:: Task requirements ::
The entries need to be copied exactly.

:: Supplied material ::
* start *

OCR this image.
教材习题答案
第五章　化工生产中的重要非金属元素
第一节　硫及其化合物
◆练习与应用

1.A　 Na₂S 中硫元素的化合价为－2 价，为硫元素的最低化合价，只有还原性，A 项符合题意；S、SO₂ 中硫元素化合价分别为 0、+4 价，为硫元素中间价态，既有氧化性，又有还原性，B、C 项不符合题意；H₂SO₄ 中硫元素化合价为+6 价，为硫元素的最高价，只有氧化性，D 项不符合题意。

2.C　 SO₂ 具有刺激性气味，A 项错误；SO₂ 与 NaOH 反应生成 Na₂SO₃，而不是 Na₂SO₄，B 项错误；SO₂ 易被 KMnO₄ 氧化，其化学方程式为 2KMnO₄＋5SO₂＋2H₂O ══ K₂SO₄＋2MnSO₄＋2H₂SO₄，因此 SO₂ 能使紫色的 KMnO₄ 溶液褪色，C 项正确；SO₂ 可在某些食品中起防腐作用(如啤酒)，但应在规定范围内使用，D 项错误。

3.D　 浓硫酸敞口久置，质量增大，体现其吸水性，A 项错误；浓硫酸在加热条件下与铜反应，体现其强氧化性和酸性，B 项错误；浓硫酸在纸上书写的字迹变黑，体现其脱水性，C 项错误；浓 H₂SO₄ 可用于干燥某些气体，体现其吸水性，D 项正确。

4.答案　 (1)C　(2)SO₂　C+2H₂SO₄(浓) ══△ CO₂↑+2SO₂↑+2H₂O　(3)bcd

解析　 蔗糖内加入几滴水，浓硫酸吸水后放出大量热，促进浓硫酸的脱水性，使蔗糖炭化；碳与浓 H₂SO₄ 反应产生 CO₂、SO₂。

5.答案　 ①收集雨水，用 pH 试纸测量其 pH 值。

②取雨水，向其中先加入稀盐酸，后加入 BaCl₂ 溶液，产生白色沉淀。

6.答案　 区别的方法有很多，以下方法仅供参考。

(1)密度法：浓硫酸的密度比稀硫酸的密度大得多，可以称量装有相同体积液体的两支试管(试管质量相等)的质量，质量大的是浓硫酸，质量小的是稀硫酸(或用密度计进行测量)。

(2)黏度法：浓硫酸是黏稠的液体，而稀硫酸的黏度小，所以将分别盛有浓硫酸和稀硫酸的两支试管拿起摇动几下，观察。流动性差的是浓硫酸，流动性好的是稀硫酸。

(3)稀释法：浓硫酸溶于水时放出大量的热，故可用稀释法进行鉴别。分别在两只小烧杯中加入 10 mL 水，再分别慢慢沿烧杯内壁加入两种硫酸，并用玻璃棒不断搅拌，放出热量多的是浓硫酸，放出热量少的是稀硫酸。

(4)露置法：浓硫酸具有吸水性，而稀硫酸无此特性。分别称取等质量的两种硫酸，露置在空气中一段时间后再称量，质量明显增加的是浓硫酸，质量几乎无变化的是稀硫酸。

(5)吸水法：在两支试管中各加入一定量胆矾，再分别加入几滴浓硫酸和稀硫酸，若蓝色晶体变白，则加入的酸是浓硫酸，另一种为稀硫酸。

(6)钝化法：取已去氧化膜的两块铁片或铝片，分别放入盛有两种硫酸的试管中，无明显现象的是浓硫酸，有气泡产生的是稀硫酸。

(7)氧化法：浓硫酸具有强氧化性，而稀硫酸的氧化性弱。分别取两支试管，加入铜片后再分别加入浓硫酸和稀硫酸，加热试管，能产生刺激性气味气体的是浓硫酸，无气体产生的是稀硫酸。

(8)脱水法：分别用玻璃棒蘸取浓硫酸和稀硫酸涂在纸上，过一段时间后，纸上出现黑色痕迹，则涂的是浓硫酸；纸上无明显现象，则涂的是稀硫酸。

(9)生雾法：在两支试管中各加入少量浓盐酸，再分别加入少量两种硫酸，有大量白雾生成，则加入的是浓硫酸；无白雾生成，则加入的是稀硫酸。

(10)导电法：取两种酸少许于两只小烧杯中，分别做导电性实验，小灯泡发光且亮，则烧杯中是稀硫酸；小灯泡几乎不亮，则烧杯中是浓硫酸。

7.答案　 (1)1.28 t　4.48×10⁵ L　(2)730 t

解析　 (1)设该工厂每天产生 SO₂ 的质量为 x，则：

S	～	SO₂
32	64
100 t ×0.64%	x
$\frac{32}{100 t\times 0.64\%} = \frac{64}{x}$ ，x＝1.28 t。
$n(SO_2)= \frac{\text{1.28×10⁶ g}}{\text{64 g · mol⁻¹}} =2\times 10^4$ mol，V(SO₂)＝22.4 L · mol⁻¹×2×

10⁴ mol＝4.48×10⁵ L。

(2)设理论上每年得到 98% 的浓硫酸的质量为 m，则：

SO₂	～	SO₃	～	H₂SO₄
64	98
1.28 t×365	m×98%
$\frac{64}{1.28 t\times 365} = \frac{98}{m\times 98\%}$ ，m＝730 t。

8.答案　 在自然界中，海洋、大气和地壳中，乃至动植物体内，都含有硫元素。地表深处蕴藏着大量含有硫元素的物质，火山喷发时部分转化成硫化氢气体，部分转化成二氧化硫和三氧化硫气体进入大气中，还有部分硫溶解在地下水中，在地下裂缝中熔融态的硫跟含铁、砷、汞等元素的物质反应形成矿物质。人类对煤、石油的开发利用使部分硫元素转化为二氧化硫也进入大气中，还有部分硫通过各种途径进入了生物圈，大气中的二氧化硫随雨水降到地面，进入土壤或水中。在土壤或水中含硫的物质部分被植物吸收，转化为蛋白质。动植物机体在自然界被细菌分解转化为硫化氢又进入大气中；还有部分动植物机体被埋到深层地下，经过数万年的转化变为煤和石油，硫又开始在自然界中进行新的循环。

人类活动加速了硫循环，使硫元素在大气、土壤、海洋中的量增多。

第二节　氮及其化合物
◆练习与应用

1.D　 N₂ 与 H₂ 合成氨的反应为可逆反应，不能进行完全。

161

* end *

:: Exercise answer ::
OCR this image.
教材习题答案
第五章　化工生产中的重要非金属元素
第一节　硫及其化合物
◆练习与应用

1.A　 Na₂S 中硫元素的化合价为－2 价，为硫元素的最低化合价，只有还原性，A 项符合题意；S、SO₂ 中硫元素化合价分别为 0、+4 价，为硫元素中间价态，既有氧化性，又有还原性，B、C 项不符合题意；H₂SO₄ 中硫元素化合价为+6 价，为硫元素的最高价，只有氧化性，D 项不符合题意。

2.C　 SO₂ 具有刺激性气味，A 项错误；SO₂ 与 NaOH 反应生成 Na₂SO₃，而不是 Na₂SO₄，B 项错误；SO₂ 易被 KMnO₄ 氧化，其化学方程式为 2KMnO₄＋5SO₂＋2H₂O ══ K₂SO₄＋2MnSO₄＋2H₂SO₄，因此 SO₂ 能使紫色的 KMnO₄ 溶液褪色，C 项正确；SO₂ 可在某些食品中起防腐作用(如啤酒)，但应在规定范围内使用，D 项错误。

3.D　 浓硫酸敞口久置，质量增大，体现其吸水性，A 项错误；浓硫酸在加热条件下与铜反应，体现其强氧化性和酸性，B 项错误；浓硫酸在纸上书写的字迹变黑，体现其脱水性，C 项错误；浓 H₂SO₄ 可用于干燥某些气体，体现其吸水性，D 项正确。

4.答案　 (1)C　(2)SO₂　C+2H₂SO₄(浓) ══△ CO₂↑+2SO₂↑+2H₂O　(3)bcd

解析　 蔗糖内加入几滴水，浓硫酸吸水后放出大量热，促进浓硫酸的脱水性，使蔗糖炭化；碳与浓 H₂SO₄ 反应产生 CO₂、SO₂。

5.答案　 ①收集雨水，用 pH 试纸测量其 pH 值。

②取雨水，向其中先加入稀盐酸，后加入 BaCl₂ 溶液，产生白色沉淀。

6.答案　 区别的方法有很多，以下方法仅供参考。

(1)密度法：浓硫酸的密度比稀硫酸的密度大得多，可以称量装有相同体积液体的两支试管(试管质量相等)的质量，质量大的是浓硫酸，质量小的是稀硫酸(或用密度计进行测量)。

(2)黏度法：浓硫酸是黏稠的液体，而稀硫酸的黏度小，所以将分别盛有浓硫酸和稀硫酸的两支试管拿起摇动几下，观察。流动性差的是浓硫酸，流动性好的是稀硫酸。

(3)稀释法：浓硫酸溶于水时放出大量的热，故可用稀释法进行鉴别。分别在两只小烧杯中加入 10 mL 水，再分别慢慢沿烧杯内壁加入两种硫酸，并用玻璃棒不断搅拌，放出热量多的是浓硫酸，放出热量少的是稀硫酸。

(4)露置法：浓硫酸具有吸水性，而稀硫酸无此特性。分别称取等质量的两种硫酸，露置在空气中一段时间后再称量，质量明显增加的是浓硫酸，质量几乎无变化的是稀硫酸。

(5)吸水法：在两支试管中各加入一定量胆矾，再分别加入几滴浓硫酸和稀硫酸，若蓝色晶体变白，则加入的酸是浓硫酸，另一种为稀硫酸。

(6)钝化法：取已去氧化膜的两块铁片或铝片，分别放入盛有两种硫酸的试管中，无明显现象的是浓硫酸，有气泡产生的是稀硫酸。

(7)氧化法：浓硫酸具有强氧化性，而稀硫酸的氧化性弱。分别取两支试管，加入铜片后再分别加入浓硫酸和稀硫酸，加热试管，能产生刺激性气味气体的是浓硫酸，无气体产生的是稀硫酸。

(8)脱水法：分别用玻璃棒蘸取浓硫酸和稀硫酸涂在纸上，过一段时间后，纸上出现黑色痕迹，则涂的是浓硫酸；纸上无明显现象，则涂的是稀硫酸。

(9)生雾法：在两支试管中各加入少量浓盐酸，再分别加入少量两种硫酸，有大量白雾生成，则加入的是浓硫酸；无白雾生成，则加入的是稀硫酸。

(10)导电法：取两种酸少许于两只小烧杯中，分别做导电性实验，小灯泡发光且亮，则烧杯中是稀硫酸；小灯泡几乎不亮，则烧杯中是浓硫酸。

7.答案　 (1)1.28 t　4.48×10⁵ L　(2)730 t

解析　 (1)设该工厂每天产生 SO₂ 的质量为 x，则：

S	～	SO₂
32	64
100 t ×0.64%	x
$\frac{32}{100 t\times 0.64\%} = \frac{64}{x}$ ，x＝1.28 t。
$n(SO_2)= \frac{\text{1.28×10⁶ g}}{\text{64 g · mol⁻¹}} =2\times 10^4$ mol，V(SO₂)＝22.4 L · mol⁻¹×2×

10⁴ mol＝4.48×10⁵ L。

(2)设理论上每年得到 98% 的浓硫酸的质量为 m，则：

SO₂	～	SO₃	～	H₂SO₄
64	98
1.28 t×365	m×98%
$\frac{64}{1.28 t\times 365} = \frac{98}{m\times 98\%}$ ，m＝730 t。

8.答案　 在自然界中，海洋、大气和地壳中，乃至动植物体内，都含有硫元素。地表深处蕴藏着大量含有硫元素的物质，火山喷发时部分转化成硫化氢气体，部分转化成二氧化硫和三氧化硫气体进入大气中，还有部分硫溶解在地下水中，在地下裂缝中熔融态的硫跟含铁、砷、汞等元素的物质反应形成矿物质。人类对煤、石油的开发利用使部分硫元素转化为二氧化硫也进入大气中，还有部分硫通过各种途径进入了生物圈，大气中的二氧化硫随雨水降到地面，进入土壤或水中。在土壤或水中含硫的物质部分被植物吸收，转化为蛋白质。动植物机体在自然界被细菌分解转化为硫化氢又进入大气中；还有部分动植物机体被埋到深层地下，经过数万年的转化变为煤和石油，硫又开始在自然界中进行新的循环。

人类活动加速了硫循环，使硫元素在大气、土壤、海洋中的量增多。

第二节　氮及其化合物
◆练习与应用

1.D　 N₂ 与 H₂ 合成氨的反应为可逆反应，不能进行完全。

161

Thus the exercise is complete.